Problem statement:
Filter the listing and keep only the lines with the word "江门江晟".

Records shown:
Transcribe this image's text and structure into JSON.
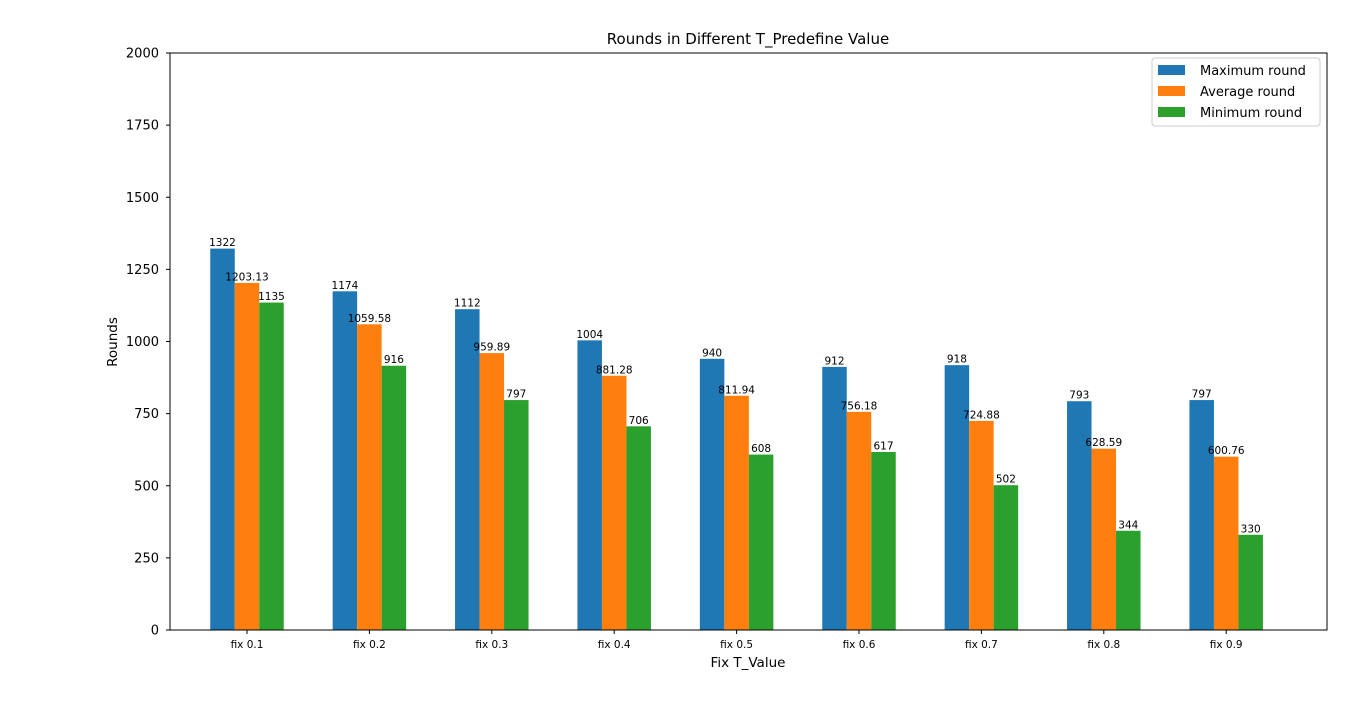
{
  "chart_data": {
    "type": "bar",
    "title": "Rounds in Different T_Predefine Value",
    "xlabel": "Fix T_Value",
    "ylabel": "Rounds",
    "ylim": [
      0,
      2000
    ],
    "yticks": [
      0,
      250,
      500,
      750,
      1000,
      1250,
      1500,
      1750,
      2000
    ],
    "grid": false,
    "legend_position": "top-right",
    "categories": [
      "fix 0.1",
      "fix 0.2",
      "fix 0.3",
      "fix 0.4",
      "fix 0.5",
      "fix 0.6",
      "fix 0.7",
      "fix 0.8",
      "fix 0.9"
    ],
    "series": [
      {
        "name": "Maximum round",
        "color": "#1f77b4",
        "values": [
          1322,
          1174,
          1112,
          1004,
          940,
          912,
          918,
          793,
          797
        ],
        "labels": [
          "1322",
          "1174",
          "1112",
          "1004",
          "940",
          "912",
          "918",
          "793",
          "797"
        ]
      },
      {
        "name": "Average round",
        "color": "#ff7f0e",
        "values": [
          1203.13,
          1059.58,
          959.89,
          881.28,
          811.94,
          756.18,
          724.88,
          628.59,
          600.76
        ],
        "labels": [
          "1203.13",
          "1059.58",
          "959.89",
          "881.28",
          "811.94",
          "756.18",
          "724.88",
          "628.59",
          "600.76"
        ]
      },
      {
        "name": "Minimum round",
        "color": "#2ca02c",
        "values": [
          1135,
          916,
          797,
          706,
          608,
          617,
          502,
          344,
          330
        ],
        "labels": [
          "1135",
          "916",
          "797",
          "706",
          "608",
          "617",
          "502",
          "344",
          "330"
        ]
      }
    ]
  }
}
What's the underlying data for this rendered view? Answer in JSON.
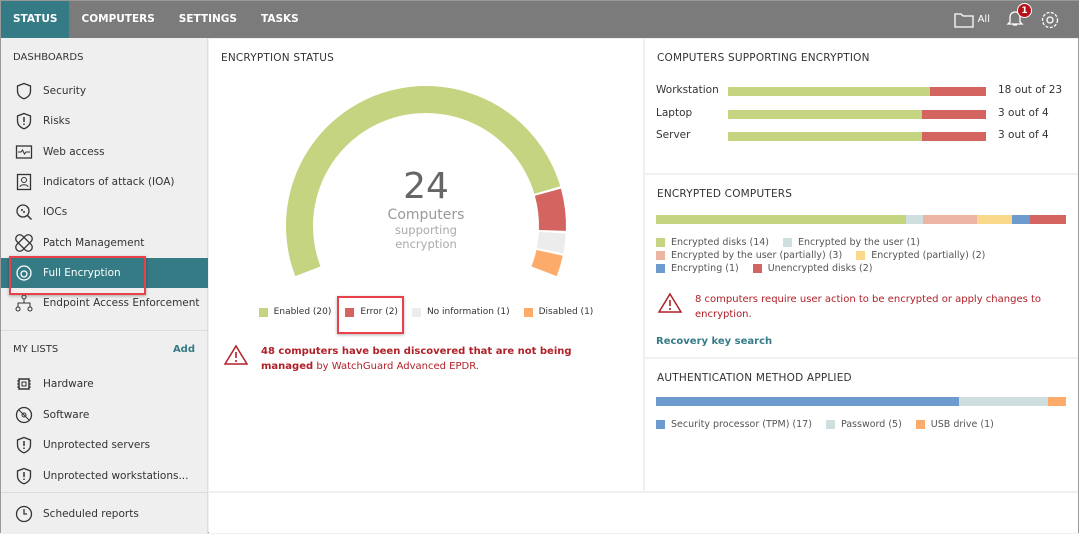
{
  "nav": {
    "tabs": [
      {
        "label": "STATUS",
        "active": true
      },
      {
        "label": "COMPUTERS"
      },
      {
        "label": "SETTINGS"
      },
      {
        "label": "TASKS"
      }
    ],
    "filter_label": "All",
    "notifications": "1"
  },
  "sidebar": {
    "dashboards_title": "DASHBOARDS",
    "dashboards": [
      {
        "label": "Security",
        "icon": "shield-icon"
      },
      {
        "label": "Risks",
        "icon": "shield-alert-icon"
      },
      {
        "label": "Web access",
        "icon": "web-monitor-icon"
      },
      {
        "label": "Indicators of attack (IOA)",
        "icon": "user-badge-icon"
      },
      {
        "label": "IOCs",
        "icon": "search-bug-icon"
      },
      {
        "label": "Patch Management",
        "icon": "patch-icon"
      },
      {
        "label": "Full Encryption",
        "icon": "encryption-icon",
        "active": true
      },
      {
        "label": "Endpoint Access Enforcement",
        "icon": "network-icon"
      }
    ],
    "lists_title": "MY LISTS",
    "add_label": "Add",
    "lists": [
      {
        "label": "Hardware",
        "icon": "chip-icon"
      },
      {
        "label": "Software",
        "icon": "disc-icon"
      },
      {
        "label": "Unprotected servers",
        "icon": "shield-alert-icon"
      },
      {
        "label": "Unprotected workstations...",
        "icon": "shield-alert-icon"
      }
    ],
    "scheduled": {
      "label": "Scheduled reports",
      "icon": "clock-icon"
    }
  },
  "encryption_status": {
    "title": "ENCRYPTION STATUS",
    "total": "24",
    "caption1": "Computers",
    "caption2": "supporting",
    "caption3": "encryption",
    "segments": [
      {
        "label": "Enabled (20)",
        "value": 20,
        "color": "#c5d480"
      },
      {
        "label": "Error (2)",
        "value": 2,
        "color": "#d46460"
      },
      {
        "label": "No information (1)",
        "value": 1,
        "color": "#ececec"
      },
      {
        "label": "Disabled (1)",
        "value": 1,
        "color": "#fdab6a"
      }
    ],
    "warning_bold": "48 computers have been discovered that are not being managed",
    "warning_rest": " by WatchGuard Advanced EPDR."
  },
  "supporting": {
    "title": "COMPUTERS SUPPORTING ENCRYPTION",
    "rows": [
      {
        "label": "Workstation",
        "value": 18,
        "total": 23,
        "text": "18 out of 23"
      },
      {
        "label": "Laptop",
        "value": 3,
        "total": 4,
        "text": "3 out of 4"
      },
      {
        "label": "Server",
        "value": 3,
        "total": 4,
        "text": "3 out of 4"
      }
    ],
    "colors": {
      "yes": "#c5d480",
      "no": "#d46460"
    }
  },
  "encrypted": {
    "title": "ENCRYPTED COMPUTERS",
    "segments": [
      {
        "label": "Encrypted disks (14)",
        "value": 14,
        "color": "#c5d480"
      },
      {
        "label": "Encrypted by the user (1)",
        "value": 1,
        "color": "#cfdfe0"
      },
      {
        "label": "Encrypted by the user (partially) (3)",
        "value": 3,
        "color": "#ecb4a3"
      },
      {
        "label": "Encrypted (partially) (2)",
        "value": 2,
        "color": "#fbd98a"
      },
      {
        "label": "Encrypting (1)",
        "value": 1,
        "color": "#6e9bcf"
      },
      {
        "label": "Unencrypted disks (2)",
        "value": 2,
        "color": "#d46460"
      }
    ],
    "warning": "8 computers require user action to be encrypted or apply changes to encryption.",
    "link": "Recovery key search"
  },
  "auth": {
    "title": "AUTHENTICATION METHOD APPLIED",
    "segments": [
      {
        "label": "Security processor (TPM) (17)",
        "value": 17,
        "color": "#6e9bcf"
      },
      {
        "label": "Password (5)",
        "value": 5,
        "color": "#cfdfe0"
      },
      {
        "label": "USB drive (1)",
        "value": 1,
        "color": "#fdab6a"
      }
    ]
  }
}
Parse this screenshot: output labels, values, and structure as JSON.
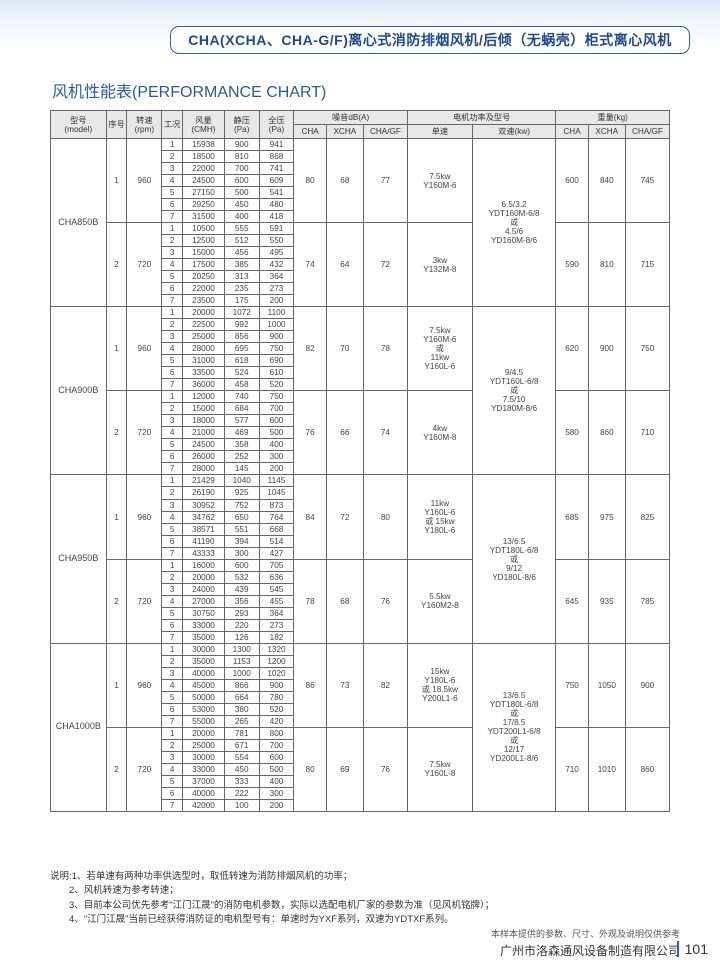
{
  "header_title": "CHA(XCHA、CHA-G/F)离心式消防排烟风机/后倾（无蜗壳）柜式离心风机",
  "section_title": "风机性能表(PERFORMANCE CHART)",
  "colors": {
    "border_blue": "#2d5fa4",
    "title_blue": "#2a5a99",
    "header_bg": "#e8e8e8",
    "cell_border": "#666666"
  },
  "headers": {
    "model": "型号\n(model)",
    "seq": "序号",
    "rpm": "转速\n(rpm)",
    "cond": "工况",
    "cmh": "风量\n(CMH)",
    "sp": "静压\n(Pa)",
    "tp": "全压\n(Pa)",
    "noise_group": "噪音dB(A)",
    "noise_cha": "CHA",
    "noise_xcha": "XCHA",
    "noise_chagf": "CHA/GF",
    "motor_group": "电机功率及型号",
    "motor_single": "单速",
    "motor_dual": "双速(kw)",
    "weight_group": "重量(kg)",
    "weight_cha": "CHA",
    "weight_xcha": "XCHA",
    "weight_chagf": "CHA/GF"
  },
  "blocks": [
    {
      "model": "CHA850B",
      "dual_motor": "6.5/3.2\nYDT160M-6/8\n或\n4.5/6\nYD160M-8/6",
      "groups": [
        {
          "seq": 1,
          "rpm": 960,
          "rows": [
            {
              "c": 1,
              "cmh": 15938,
              "sp": 900,
              "tp": 941
            },
            {
              "c": 2,
              "cmh": 18500,
              "sp": 810,
              "tp": 868
            },
            {
              "c": 3,
              "cmh": 22000,
              "sp": 700,
              "tp": 741
            },
            {
              "c": 4,
              "cmh": 24500,
              "sp": 600,
              "tp": 609
            },
            {
              "c": 5,
              "cmh": 27150,
              "sp": 500,
              "tp": 541
            },
            {
              "c": 6,
              "cmh": 29250,
              "sp": 450,
              "tp": 480
            },
            {
              "c": 7,
              "cmh": 31500,
              "sp": 400,
              "tp": 418
            }
          ],
          "noise": {
            "cha": 80,
            "xcha": 68,
            "chagf": 77
          },
          "single": "7.5kw\nY160M-6",
          "weight": {
            "cha": 600,
            "xcha": 840,
            "chagf": 745
          }
        },
        {
          "seq": 2,
          "rpm": 720,
          "rows": [
            {
              "c": 1,
              "cmh": 10500,
              "sp": 555,
              "tp": 591
            },
            {
              "c": 2,
              "cmh": 12500,
              "sp": 512,
              "tp": 550
            },
            {
              "c": 3,
              "cmh": 15000,
              "sp": 456,
              "tp": 495
            },
            {
              "c": 4,
              "cmh": 17500,
              "sp": 385,
              "tp": 432
            },
            {
              "c": 5,
              "cmh": 20250,
              "sp": 313,
              "tp": 364
            },
            {
              "c": 6,
              "cmh": 22000,
              "sp": 235,
              "tp": 273
            },
            {
              "c": 7,
              "cmh": 23500,
              "sp": 175,
              "tp": 200
            }
          ],
          "noise": {
            "cha": 74,
            "xcha": 64,
            "chagf": 72
          },
          "single": "3kw\nY132M-8",
          "weight": {
            "cha": 590,
            "xcha": 810,
            "chagf": 715
          }
        }
      ]
    },
    {
      "model": "CHA900B",
      "dual_motor": "9/4.5\nYDT160L-6/8\n或\n7.5/10\nYD180M-8/6",
      "groups": [
        {
          "seq": 1,
          "rpm": 960,
          "rows": [
            {
              "c": 1,
              "cmh": 20000,
              "sp": 1072,
              "tp": 1100
            },
            {
              "c": 2,
              "cmh": 22500,
              "sp": 992,
              "tp": 1000
            },
            {
              "c": 3,
              "cmh": 25000,
              "sp": 856,
              "tp": 900
            },
            {
              "c": 4,
              "cmh": 28000,
              "sp": 695,
              "tp": 750
            },
            {
              "c": 5,
              "cmh": 31000,
              "sp": 618,
              "tp": 690
            },
            {
              "c": 6,
              "cmh": 33500,
              "sp": 524,
              "tp": 610
            },
            {
              "c": 7,
              "cmh": 36000,
              "sp": 458,
              "tp": 520
            }
          ],
          "noise": {
            "cha": 82,
            "xcha": 70,
            "chagf": 78
          },
          "single": "7.5kw\nY160M-6\n或\n11kw\nY160L-6",
          "weight": {
            "cha": 620,
            "xcha": 900,
            "chagf": 750
          }
        },
        {
          "seq": 2,
          "rpm": 720,
          "rows": [
            {
              "c": 1,
              "cmh": 12000,
              "sp": 740,
              "tp": 750
            },
            {
              "c": 2,
              "cmh": 15000,
              "sp": 684,
              "tp": 700
            },
            {
              "c": 3,
              "cmh": 18000,
              "sp": 577,
              "tp": 600
            },
            {
              "c": 4,
              "cmh": 21000,
              "sp": 469,
              "tp": 500
            },
            {
              "c": 5,
              "cmh": 24500,
              "sp": 358,
              "tp": 400
            },
            {
              "c": 6,
              "cmh": 26000,
              "sp": 252,
              "tp": 300
            },
            {
              "c": 7,
              "cmh": 28000,
              "sp": 145,
              "tp": 200
            }
          ],
          "noise": {
            "cha": 76,
            "xcha": 66,
            "chagf": 74
          },
          "single": "4kw\nY160M-8",
          "weight": {
            "cha": 580,
            "xcha": 860,
            "chagf": 710
          }
        }
      ]
    },
    {
      "model": "CHA950B",
      "dual_motor": "13/6.5\nYDT180L-6/8\n或\n9/12\nYD180L-8/6",
      "groups": [
        {
          "seq": 1,
          "rpm": 960,
          "rows": [
            {
              "c": 1,
              "cmh": 21429,
              "sp": 1040,
              "tp": 1145
            },
            {
              "c": 2,
              "cmh": 26190,
              "sp": 925,
              "tp": 1045
            },
            {
              "c": 3,
              "cmh": 30952,
              "sp": 752,
              "tp": 873
            },
            {
              "c": 4,
              "cmh": 34762,
              "sp": 650,
              "tp": 764
            },
            {
              "c": 5,
              "cmh": 38571,
              "sp": 551,
              "tp": 668
            },
            {
              "c": 6,
              "cmh": 41190,
              "sp": 394,
              "tp": 514
            },
            {
              "c": 7,
              "cmh": 43333,
              "sp": 300,
              "tp": 427
            }
          ],
          "noise": {
            "cha": 84,
            "xcha": 72,
            "chagf": 80
          },
          "single": "11kw\nY160L-6\n或   15kw\nY180L-6",
          "weight": {
            "cha": 685,
            "xcha": 975,
            "chagf": 825
          }
        },
        {
          "seq": 2,
          "rpm": 720,
          "rows": [
            {
              "c": 1,
              "cmh": 16000,
              "sp": 600,
              "tp": 705
            },
            {
              "c": 2,
              "cmh": 20000,
              "sp": 532,
              "tp": 636
            },
            {
              "c": 3,
              "cmh": 24000,
              "sp": 439,
              "tp": 545
            },
            {
              "c": 4,
              "cmh": 27000,
              "sp": 356,
              "tp": 455
            },
            {
              "c": 5,
              "cmh": 30750,
              "sp": 293,
              "tp": 364
            },
            {
              "c": 6,
              "cmh": 33000,
              "sp": 220,
              "tp": 273
            },
            {
              "c": 7,
              "cmh": 35000,
              "sp": 126,
              "tp": 182
            }
          ],
          "noise": {
            "cha": 78,
            "xcha": 68,
            "chagf": 76
          },
          "single": "5.5kw\nY160M2-8",
          "weight": {
            "cha": 645,
            "xcha": 935,
            "chagf": 785
          }
        }
      ]
    },
    {
      "model": "CHA1000B",
      "dual_motor": "13/6.5\nYDT180L-6/8\n或\n17/8.5\nYDT200L1-6/8\n或\n12/17\nYD200L1-8/6",
      "groups": [
        {
          "seq": 1,
          "rpm": 960,
          "rows": [
            {
              "c": 1,
              "cmh": 30000,
              "sp": 1300,
              "tp": 1320
            },
            {
              "c": 2,
              "cmh": 35000,
              "sp": 1153,
              "tp": 1200
            },
            {
              "c": 3,
              "cmh": 40000,
              "sp": 1000,
              "tp": 1020
            },
            {
              "c": 4,
              "cmh": 45000,
              "sp": 866,
              "tp": 900
            },
            {
              "c": 5,
              "cmh": 50000,
              "sp": 664,
              "tp": 780
            },
            {
              "c": 6,
              "cmh": 53000,
              "sp": 380,
              "tp": 520
            },
            {
              "c": 7,
              "cmh": 55000,
              "sp": 265,
              "tp": 420
            }
          ],
          "noise": {
            "cha": 86,
            "xcha": 73,
            "chagf": 82
          },
          "single": "15kw\nY180L-6\n或 18.5kw\nY200L1-6",
          "weight": {
            "cha": 750,
            "xcha": 1050,
            "chagf": 900
          }
        },
        {
          "seq": 2,
          "rpm": 720,
          "rows": [
            {
              "c": 1,
              "cmh": 20000,
              "sp": 781,
              "tp": 800
            },
            {
              "c": 2,
              "cmh": 25000,
              "sp": 671,
              "tp": 700
            },
            {
              "c": 3,
              "cmh": 30000,
              "sp": 554,
              "tp": 600
            },
            {
              "c": 4,
              "cmh": 33000,
              "sp": 450,
              "tp": 500
            },
            {
              "c": 5,
              "cmh": 37000,
              "sp": 333,
              "tp": 400
            },
            {
              "c": 6,
              "cmh": 40000,
              "sp": 222,
              "tp": 300
            },
            {
              "c": 7,
              "cmh": 42000,
              "sp": 100,
              "tp": 200
            }
          ],
          "noise": {
            "cha": 80,
            "xcha": 69,
            "chagf": 76
          },
          "single": "7.5kw\nY160L-8",
          "weight": {
            "cha": 710,
            "xcha": 1010,
            "chagf": 860
          }
        }
      ]
    }
  ],
  "notes_label": "说明:",
  "notes": [
    "1、若单速有两种功率供选型时，取低转速为消防排烟风机的功率；",
    "2、风机转速为参考转速；",
    "3、目前本公司优先参考\"江门江晟\"的消防电机参数，实际以选配电机厂家的参数为准（见风机铭牌）；",
    "4、\"江门江晟\"当前已经获得消防证的电机型号有：单速时为YXF系列，双速为YDTXF系列。"
  ],
  "footer_note": "本样本提供的参数、尺寸、外观及说明仅供参考",
  "company": "广州市洛森通风设备制造有限公司",
  "page_number": "101"
}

Full solution:
    "3、目前本公司优先参考\"江门江晟\"的消防电机参数，实际以选配电机厂家的参数为准（见风机铭牌）；",
    "4、\"江门江晟\"当前已经获得消防证的电机型号有：单速时为YXF系列，双速为YDTXF系列。"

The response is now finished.